[BEGIN Dataset]

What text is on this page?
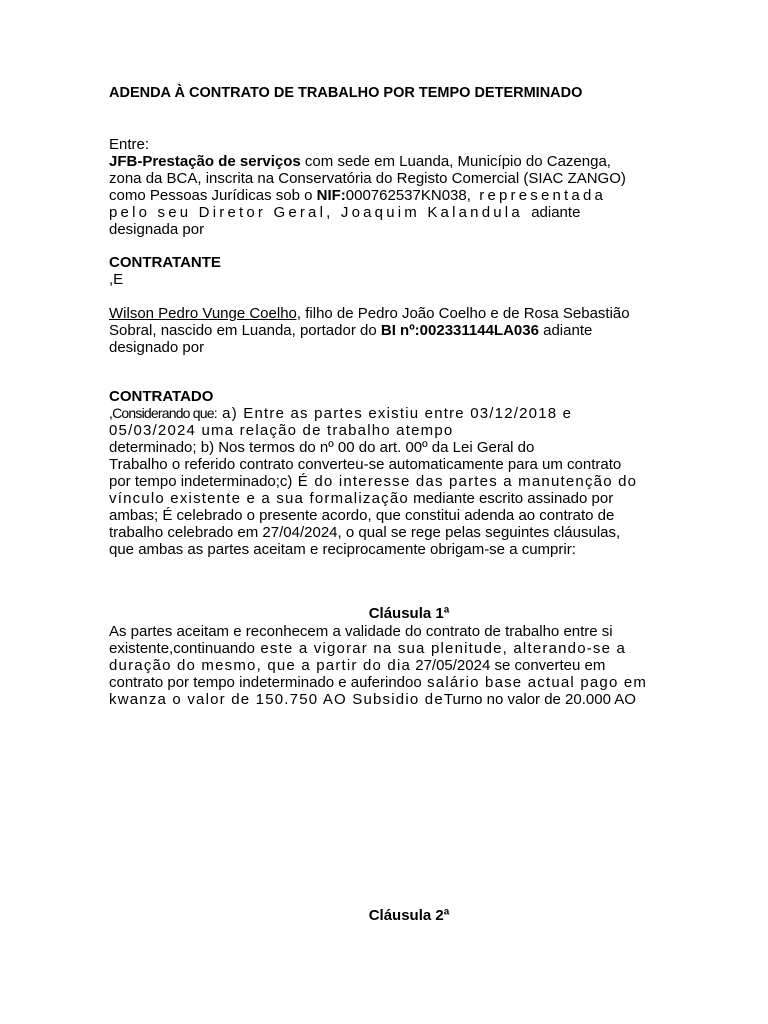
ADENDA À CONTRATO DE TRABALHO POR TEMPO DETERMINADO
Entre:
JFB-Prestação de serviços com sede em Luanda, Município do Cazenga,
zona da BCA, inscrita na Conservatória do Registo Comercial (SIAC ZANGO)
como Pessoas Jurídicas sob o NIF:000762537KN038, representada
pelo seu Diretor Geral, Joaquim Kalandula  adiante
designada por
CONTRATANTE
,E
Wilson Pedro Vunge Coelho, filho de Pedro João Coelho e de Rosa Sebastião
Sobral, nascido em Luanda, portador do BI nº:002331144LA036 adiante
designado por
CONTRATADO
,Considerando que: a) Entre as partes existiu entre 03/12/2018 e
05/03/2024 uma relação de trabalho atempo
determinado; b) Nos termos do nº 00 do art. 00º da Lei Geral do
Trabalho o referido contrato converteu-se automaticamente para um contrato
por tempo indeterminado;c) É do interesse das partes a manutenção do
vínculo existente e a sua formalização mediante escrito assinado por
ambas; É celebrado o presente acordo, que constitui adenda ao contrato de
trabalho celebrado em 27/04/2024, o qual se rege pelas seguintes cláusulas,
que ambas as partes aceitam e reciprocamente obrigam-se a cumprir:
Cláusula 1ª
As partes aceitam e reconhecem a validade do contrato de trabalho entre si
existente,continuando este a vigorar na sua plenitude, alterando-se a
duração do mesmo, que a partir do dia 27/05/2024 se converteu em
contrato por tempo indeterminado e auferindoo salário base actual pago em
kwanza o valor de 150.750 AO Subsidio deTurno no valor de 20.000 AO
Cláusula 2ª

[END Dataset]
[BEGIN Dataset]

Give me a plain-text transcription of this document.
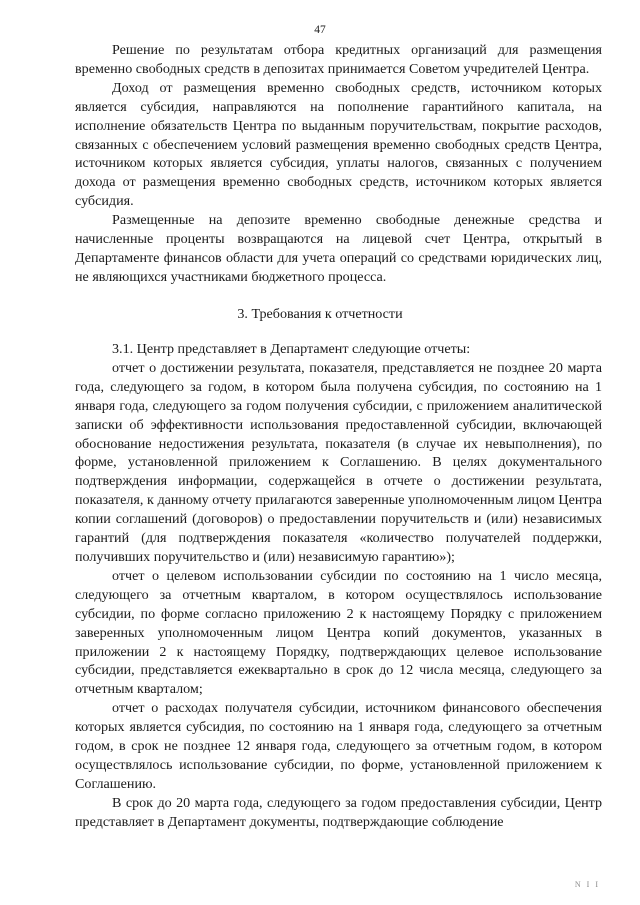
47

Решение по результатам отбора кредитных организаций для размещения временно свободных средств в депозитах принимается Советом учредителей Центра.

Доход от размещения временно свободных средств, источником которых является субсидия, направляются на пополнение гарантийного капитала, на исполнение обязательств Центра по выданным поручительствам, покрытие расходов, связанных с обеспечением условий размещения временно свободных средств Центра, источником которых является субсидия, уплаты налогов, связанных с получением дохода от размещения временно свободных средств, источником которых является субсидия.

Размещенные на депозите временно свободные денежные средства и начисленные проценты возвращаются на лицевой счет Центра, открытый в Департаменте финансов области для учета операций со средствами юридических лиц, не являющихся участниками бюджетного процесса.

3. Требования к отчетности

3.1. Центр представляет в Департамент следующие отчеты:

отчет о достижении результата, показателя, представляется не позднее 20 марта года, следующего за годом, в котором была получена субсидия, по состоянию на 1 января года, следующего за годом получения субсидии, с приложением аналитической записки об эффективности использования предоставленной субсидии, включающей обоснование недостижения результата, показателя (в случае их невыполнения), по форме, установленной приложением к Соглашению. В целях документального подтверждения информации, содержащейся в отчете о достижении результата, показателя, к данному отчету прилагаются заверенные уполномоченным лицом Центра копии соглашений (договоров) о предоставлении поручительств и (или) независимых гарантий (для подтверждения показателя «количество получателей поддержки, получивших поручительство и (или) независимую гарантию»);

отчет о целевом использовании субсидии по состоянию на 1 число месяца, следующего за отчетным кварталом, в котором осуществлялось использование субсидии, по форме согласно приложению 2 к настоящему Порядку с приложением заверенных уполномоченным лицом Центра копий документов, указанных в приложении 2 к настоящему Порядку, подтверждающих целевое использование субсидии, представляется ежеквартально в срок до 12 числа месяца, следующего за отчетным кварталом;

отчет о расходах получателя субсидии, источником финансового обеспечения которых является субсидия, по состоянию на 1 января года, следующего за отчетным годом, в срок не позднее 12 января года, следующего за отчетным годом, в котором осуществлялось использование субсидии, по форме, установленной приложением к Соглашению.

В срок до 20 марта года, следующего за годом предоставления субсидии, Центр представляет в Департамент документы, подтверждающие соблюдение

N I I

[END Dataset]

## To be done
Copy out every line of the data that includes "converteu".

## Exercise result
Trabalho o referido contrato converteu-se automaticamente para um contrato
duração do mesmo, que a partir do dia 27/05/2024 se converteu em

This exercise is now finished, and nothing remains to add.